**Supplied material**
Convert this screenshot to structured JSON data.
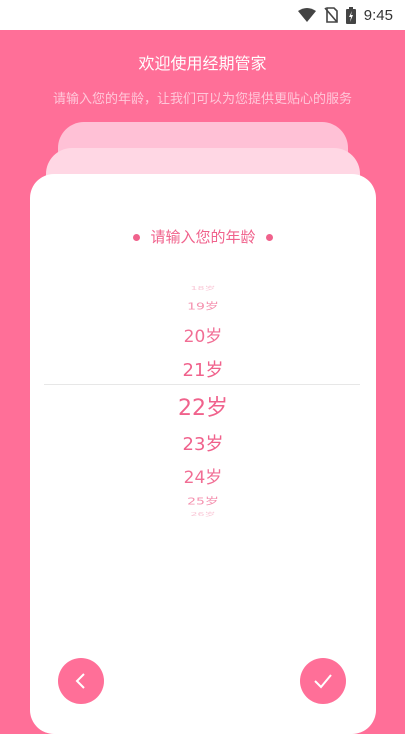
{
  "status_bar": {
    "time": "9:45",
    "icons": [
      "wifi-icon",
      "no-sim-icon",
      "battery-charging-icon"
    ]
  },
  "header": {
    "title": "欢迎使用经期管家",
    "subtitle": "请输入您的年龄，让我们可以为您提供更贴心的服务"
  },
  "card": {
    "title": "请输入您的年龄"
  },
  "age_picker": {
    "selected": "22岁",
    "items": [
      "18岁",
      "19岁",
      "20岁",
      "21岁",
      "22岁",
      "23岁",
      "24岁",
      "25岁",
      "26岁"
    ]
  },
  "buttons": {
    "back_icon": "chevron-left-icon",
    "confirm_icon": "check-icon"
  },
  "colors": {
    "background": "#ff6f98",
    "accent": "#f0628c",
    "card": "#ffffff",
    "stack_light": "#ffd7e4",
    "stack_mid": "#ffc1d6"
  }
}
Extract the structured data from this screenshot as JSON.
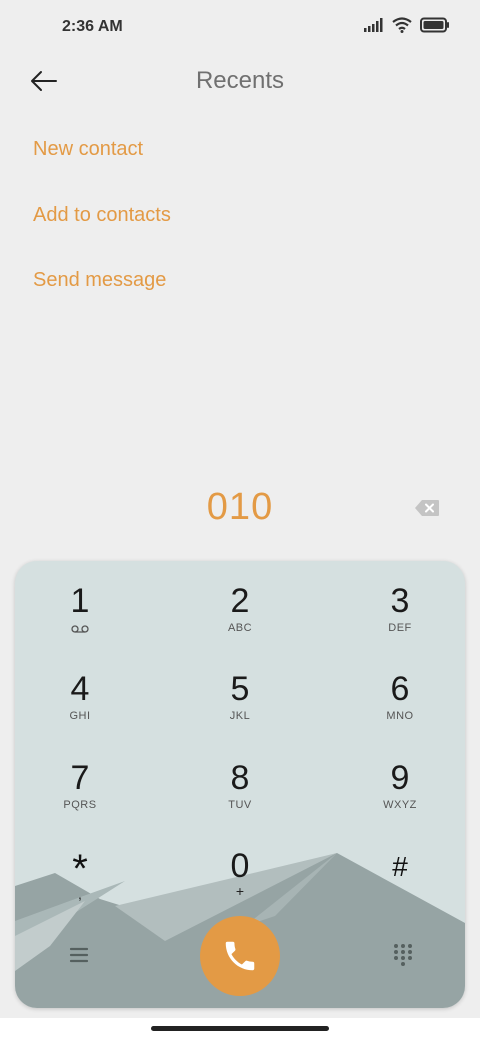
{
  "status_bar": {
    "time": "2:36 AM",
    "icons": [
      "signal-icon",
      "wifi-icon",
      "battery-icon"
    ]
  },
  "header": {
    "title": "Recents",
    "back_icon": "back-arrow-icon"
  },
  "menu": {
    "new_contact": "New contact",
    "add_to_contacts": "Add to contacts",
    "send_message": "Send message"
  },
  "dialer": {
    "number": "010",
    "backspace_icon": "backspace-icon"
  },
  "keypad": {
    "keys": [
      {
        "digit": "1",
        "letters": ""
      },
      {
        "digit": "2",
        "letters": "ABC"
      },
      {
        "digit": "3",
        "letters": "DEF"
      },
      {
        "digit": "4",
        "letters": "GHI"
      },
      {
        "digit": "5",
        "letters": "JKL"
      },
      {
        "digit": "6",
        "letters": "MNO"
      },
      {
        "digit": "7",
        "letters": "PQRS"
      },
      {
        "digit": "8",
        "letters": "TUV"
      },
      {
        "digit": "9",
        "letters": "WXYZ"
      },
      {
        "digit": "*",
        "letters": ","
      },
      {
        "digit": "0",
        "letters": "+"
      },
      {
        "digit": "#",
        "letters": ""
      }
    ],
    "bottom": {
      "menu_icon": "menu-icon",
      "call_icon": "phone-icon",
      "dialpad_icon": "dialpad-icon"
    }
  },
  "colors": {
    "accent": "#e39a45",
    "background": "#eeeeee",
    "keypad_bg": "#d5e0e0",
    "mountain": "#96a4a4"
  }
}
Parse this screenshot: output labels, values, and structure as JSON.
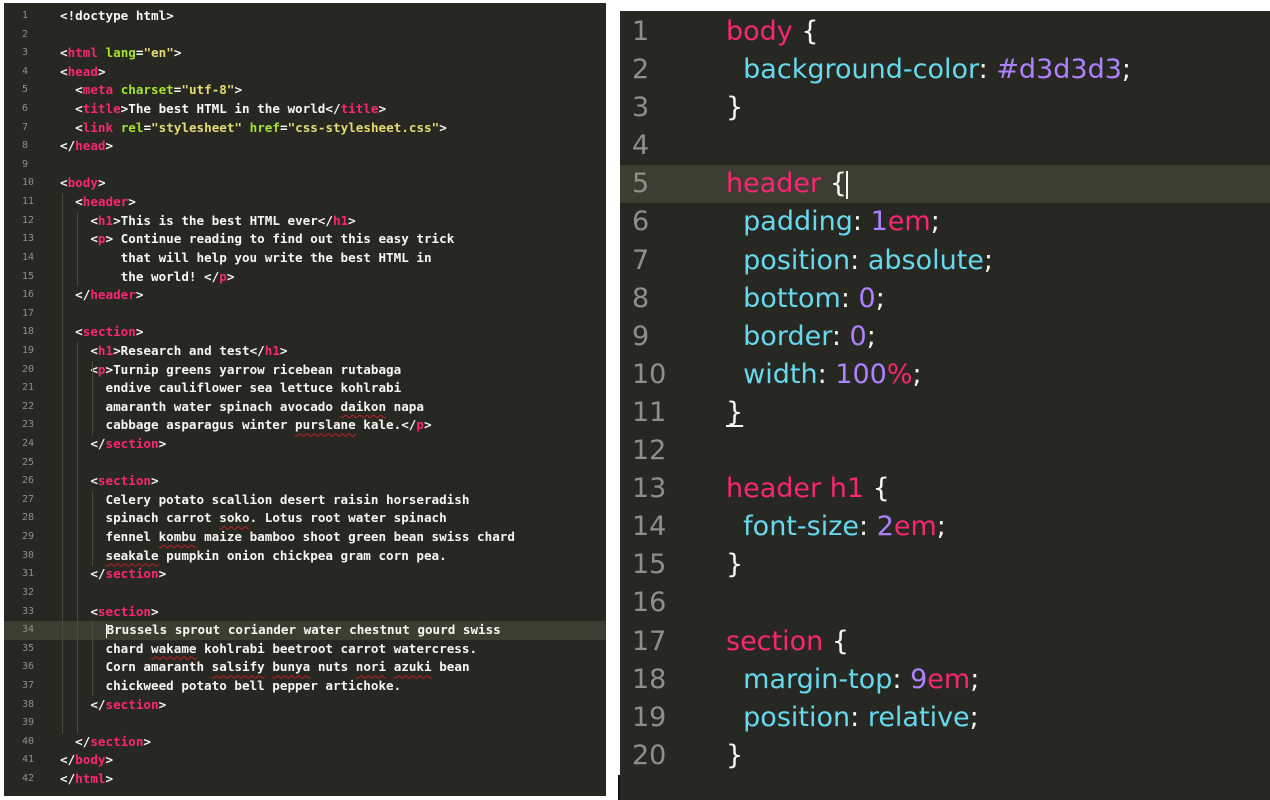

**Stated problem**
Copy out the entries verbatim and leave the images out.

**In response**
Convert this screenshot to structured JSON data.
{
  "status_bar": {
    "time": "9:45",
    "icons": [
      "wifi-icon",
      "no-sim-icon",
      "battery-charging-icon"
    ]
  },
  "header": {
    "title": "欢迎使用经期管家",
    "subtitle": "请输入您的年龄，让我们可以为您提供更贴心的服务"
  },
  "card": {
    "title": "请输入您的年龄"
  },
  "age_picker": {
    "selected": "22岁",
    "items": [
      "18岁",
      "19岁",
      "20岁",
      "21岁",
      "22岁",
      "23岁",
      "24岁",
      "25岁",
      "26岁"
    ]
  },
  "buttons": {
    "back_icon": "chevron-left-icon",
    "confirm_icon": "check-icon"
  },
  "colors": {
    "background": "#ff6f98",
    "accent": "#f0628c",
    "card": "#ffffff",
    "stack_light": "#ffd7e4",
    "stack_mid": "#ffc1d6"
  }
}
Extract the structured data from this screenshot as JSON.
{
  "status_bar": {
    "time": "2:36 AM",
    "icons": [
      "signal-icon",
      "wifi-icon",
      "battery-icon"
    ]
  },
  "header": {
    "title": "Recents",
    "back_icon": "back-arrow-icon"
  },
  "menu": {
    "new_contact": "New contact",
    "add_to_contacts": "Add to contacts",
    "send_message": "Send message"
  },
  "dialer": {
    "number": "010",
    "backspace_icon": "backspace-icon"
  },
  "keypad": {
    "keys": [
      {
        "digit": "1",
        "letters": ""
      },
      {
        "digit": "2",
        "letters": "ABC"
      },
      {
        "digit": "3",
        "letters": "DEF"
      },
      {
        "digit": "4",
        "letters": "GHI"
      },
      {
        "digit": "5",
        "letters": "JKL"
      },
      {
        "digit": "6",
        "letters": "MNO"
      },
      {
        "digit": "7",
        "letters": "PQRS"
      },
      {
        "digit": "8",
        "letters": "TUV"
      },
      {
        "digit": "9",
        "letters": "WXYZ"
      },
      {
        "digit": "*",
        "letters": ","
      },
      {
        "digit": "0",
        "letters": "+"
      },
      {
        "digit": "#",
        "letters": ""
      }
    ],
    "bottom": {
      "menu_icon": "menu-icon",
      "call_icon": "phone-icon",
      "dialpad_icon": "dialpad-icon"
    }
  },
  "colors": {
    "accent": "#e39a45",
    "background": "#eeeeee",
    "keypad_bg": "#d5e0e0",
    "mountain": "#96a4a4"
  }
}
Parse this screenshot: output labels, values, and structure as JSON.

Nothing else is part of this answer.